● **Aim**: Extract every line that contains the string "version".

● **Raw records**:
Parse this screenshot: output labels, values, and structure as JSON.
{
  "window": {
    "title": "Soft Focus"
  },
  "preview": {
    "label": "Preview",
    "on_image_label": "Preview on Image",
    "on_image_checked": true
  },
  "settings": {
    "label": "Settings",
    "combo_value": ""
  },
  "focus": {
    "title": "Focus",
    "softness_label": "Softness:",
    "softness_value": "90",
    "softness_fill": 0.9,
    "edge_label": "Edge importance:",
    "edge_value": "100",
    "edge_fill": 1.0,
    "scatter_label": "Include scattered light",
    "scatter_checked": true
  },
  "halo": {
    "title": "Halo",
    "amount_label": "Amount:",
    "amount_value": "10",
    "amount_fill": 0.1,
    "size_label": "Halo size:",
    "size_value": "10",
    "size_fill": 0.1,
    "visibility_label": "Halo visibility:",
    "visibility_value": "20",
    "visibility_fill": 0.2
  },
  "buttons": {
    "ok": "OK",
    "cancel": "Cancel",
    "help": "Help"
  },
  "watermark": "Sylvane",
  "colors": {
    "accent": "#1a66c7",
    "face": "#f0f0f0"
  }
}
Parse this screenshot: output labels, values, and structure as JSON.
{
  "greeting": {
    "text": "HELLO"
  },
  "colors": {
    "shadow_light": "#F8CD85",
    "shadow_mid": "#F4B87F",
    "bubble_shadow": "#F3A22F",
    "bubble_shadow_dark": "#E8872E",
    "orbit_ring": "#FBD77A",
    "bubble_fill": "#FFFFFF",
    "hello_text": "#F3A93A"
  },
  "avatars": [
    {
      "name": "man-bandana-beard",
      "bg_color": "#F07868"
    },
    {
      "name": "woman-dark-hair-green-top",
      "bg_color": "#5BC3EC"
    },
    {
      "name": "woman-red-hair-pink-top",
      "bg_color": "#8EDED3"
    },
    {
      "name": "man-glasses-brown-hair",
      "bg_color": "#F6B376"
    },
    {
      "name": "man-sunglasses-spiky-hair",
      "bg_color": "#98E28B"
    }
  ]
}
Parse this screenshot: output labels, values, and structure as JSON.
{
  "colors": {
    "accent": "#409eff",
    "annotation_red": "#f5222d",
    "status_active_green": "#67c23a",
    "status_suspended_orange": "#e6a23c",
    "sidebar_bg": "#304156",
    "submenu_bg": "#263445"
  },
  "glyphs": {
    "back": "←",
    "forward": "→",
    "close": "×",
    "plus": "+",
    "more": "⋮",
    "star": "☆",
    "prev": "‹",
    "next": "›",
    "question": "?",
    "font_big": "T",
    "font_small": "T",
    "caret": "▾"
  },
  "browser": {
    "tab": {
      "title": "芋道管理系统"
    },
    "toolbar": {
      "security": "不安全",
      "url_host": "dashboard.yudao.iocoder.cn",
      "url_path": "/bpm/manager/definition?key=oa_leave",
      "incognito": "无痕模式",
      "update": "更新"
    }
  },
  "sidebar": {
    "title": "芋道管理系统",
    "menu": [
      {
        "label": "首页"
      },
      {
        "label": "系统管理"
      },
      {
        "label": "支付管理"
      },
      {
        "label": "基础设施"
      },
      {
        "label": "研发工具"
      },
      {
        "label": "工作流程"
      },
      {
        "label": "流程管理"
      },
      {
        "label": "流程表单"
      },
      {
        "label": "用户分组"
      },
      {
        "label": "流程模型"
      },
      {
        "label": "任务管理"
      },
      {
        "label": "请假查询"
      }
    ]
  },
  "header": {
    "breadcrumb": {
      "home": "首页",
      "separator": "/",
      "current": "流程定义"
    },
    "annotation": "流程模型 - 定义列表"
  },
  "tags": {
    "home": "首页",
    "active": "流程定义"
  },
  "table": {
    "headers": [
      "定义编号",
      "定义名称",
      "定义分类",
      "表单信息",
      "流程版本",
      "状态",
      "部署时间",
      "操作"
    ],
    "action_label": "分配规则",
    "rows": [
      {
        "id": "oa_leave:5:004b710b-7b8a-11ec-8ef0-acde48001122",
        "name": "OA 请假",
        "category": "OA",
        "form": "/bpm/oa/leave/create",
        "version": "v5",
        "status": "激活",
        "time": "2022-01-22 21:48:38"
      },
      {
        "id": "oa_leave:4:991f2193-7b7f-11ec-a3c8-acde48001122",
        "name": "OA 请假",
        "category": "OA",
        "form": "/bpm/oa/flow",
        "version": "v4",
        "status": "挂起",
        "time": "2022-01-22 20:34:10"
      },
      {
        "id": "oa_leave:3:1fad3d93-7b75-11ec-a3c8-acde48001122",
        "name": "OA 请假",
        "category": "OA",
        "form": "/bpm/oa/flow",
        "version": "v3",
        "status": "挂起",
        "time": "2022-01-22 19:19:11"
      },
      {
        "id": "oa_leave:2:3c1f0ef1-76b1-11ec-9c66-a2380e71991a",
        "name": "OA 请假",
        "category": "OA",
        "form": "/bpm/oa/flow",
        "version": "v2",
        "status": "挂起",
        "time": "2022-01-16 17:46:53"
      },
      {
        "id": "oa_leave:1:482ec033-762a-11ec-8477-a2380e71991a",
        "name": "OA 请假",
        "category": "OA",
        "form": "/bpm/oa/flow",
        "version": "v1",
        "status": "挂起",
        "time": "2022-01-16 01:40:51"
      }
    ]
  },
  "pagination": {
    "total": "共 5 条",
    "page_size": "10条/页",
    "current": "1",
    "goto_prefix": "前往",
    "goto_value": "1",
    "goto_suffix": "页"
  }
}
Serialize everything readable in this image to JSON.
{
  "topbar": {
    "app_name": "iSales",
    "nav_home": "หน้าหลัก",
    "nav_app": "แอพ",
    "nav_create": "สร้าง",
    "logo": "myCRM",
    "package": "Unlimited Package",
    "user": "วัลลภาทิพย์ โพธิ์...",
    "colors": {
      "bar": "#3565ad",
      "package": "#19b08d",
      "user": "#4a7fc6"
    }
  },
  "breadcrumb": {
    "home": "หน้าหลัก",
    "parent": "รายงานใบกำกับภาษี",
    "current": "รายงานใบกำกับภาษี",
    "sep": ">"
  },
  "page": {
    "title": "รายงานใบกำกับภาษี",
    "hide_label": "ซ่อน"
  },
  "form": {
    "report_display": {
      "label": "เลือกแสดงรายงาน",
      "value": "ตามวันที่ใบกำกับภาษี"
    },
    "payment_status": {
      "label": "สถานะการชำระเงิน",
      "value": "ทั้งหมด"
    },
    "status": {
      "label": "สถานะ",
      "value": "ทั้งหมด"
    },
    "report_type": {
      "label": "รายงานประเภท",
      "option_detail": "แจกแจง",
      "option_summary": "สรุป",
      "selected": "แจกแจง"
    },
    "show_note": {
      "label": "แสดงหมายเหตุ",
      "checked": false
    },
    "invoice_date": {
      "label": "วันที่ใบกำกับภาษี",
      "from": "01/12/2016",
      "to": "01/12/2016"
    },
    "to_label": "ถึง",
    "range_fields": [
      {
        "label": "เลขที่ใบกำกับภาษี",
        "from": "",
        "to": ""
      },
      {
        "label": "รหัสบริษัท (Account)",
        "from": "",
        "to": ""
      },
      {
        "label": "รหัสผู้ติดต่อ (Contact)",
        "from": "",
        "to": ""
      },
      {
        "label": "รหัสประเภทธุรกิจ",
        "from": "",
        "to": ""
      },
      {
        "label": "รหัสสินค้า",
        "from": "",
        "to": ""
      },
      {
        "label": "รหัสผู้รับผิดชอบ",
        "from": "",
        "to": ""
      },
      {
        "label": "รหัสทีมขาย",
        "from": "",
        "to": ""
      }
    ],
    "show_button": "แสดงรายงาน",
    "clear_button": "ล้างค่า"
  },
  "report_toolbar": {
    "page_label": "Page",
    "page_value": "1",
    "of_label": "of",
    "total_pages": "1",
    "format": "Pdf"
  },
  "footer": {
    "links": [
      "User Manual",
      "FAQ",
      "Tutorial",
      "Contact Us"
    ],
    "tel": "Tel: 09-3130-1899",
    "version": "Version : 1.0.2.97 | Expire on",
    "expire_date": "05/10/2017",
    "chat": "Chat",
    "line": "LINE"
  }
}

● **Exercise response**:
        "version": "v5",
        "version": "v4",
        "version": "v3",
        "version": "v2",
        "version": "v1",
    "version": "Version : 1.0.2.97 | Expire on",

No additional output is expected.